Short problem: Find the lines that hold the word "this" and return them.

Data supplied:

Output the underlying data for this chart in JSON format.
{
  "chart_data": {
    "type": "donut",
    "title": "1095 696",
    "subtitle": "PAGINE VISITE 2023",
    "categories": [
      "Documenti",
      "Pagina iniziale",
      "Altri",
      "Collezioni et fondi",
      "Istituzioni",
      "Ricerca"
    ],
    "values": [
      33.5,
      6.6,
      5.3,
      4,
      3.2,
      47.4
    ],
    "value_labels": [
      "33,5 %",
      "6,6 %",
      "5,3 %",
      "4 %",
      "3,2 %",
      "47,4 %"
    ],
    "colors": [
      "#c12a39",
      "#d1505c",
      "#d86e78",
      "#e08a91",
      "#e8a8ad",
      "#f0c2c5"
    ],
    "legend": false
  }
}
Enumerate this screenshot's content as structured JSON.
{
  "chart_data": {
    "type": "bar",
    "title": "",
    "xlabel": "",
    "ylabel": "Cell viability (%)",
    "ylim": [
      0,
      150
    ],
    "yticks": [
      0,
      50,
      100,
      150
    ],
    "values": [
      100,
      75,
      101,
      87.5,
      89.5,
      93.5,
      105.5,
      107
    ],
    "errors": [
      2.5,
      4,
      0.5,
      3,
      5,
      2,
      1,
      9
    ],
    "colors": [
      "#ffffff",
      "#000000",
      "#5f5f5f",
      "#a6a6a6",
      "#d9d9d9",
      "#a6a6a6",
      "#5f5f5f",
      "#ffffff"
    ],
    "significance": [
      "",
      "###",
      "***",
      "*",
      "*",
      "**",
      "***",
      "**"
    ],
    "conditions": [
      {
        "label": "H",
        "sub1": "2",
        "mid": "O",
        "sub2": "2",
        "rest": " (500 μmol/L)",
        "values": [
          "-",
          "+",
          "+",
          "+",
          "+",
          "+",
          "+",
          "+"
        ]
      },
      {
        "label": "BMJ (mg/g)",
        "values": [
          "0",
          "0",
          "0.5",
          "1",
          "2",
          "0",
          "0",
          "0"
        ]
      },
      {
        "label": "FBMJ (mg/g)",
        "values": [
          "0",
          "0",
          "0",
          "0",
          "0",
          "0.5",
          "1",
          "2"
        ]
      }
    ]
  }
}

Written solution:
Output the underlying data for this chart in JSON format.
Enumerate this screenshot's content as structured JSON.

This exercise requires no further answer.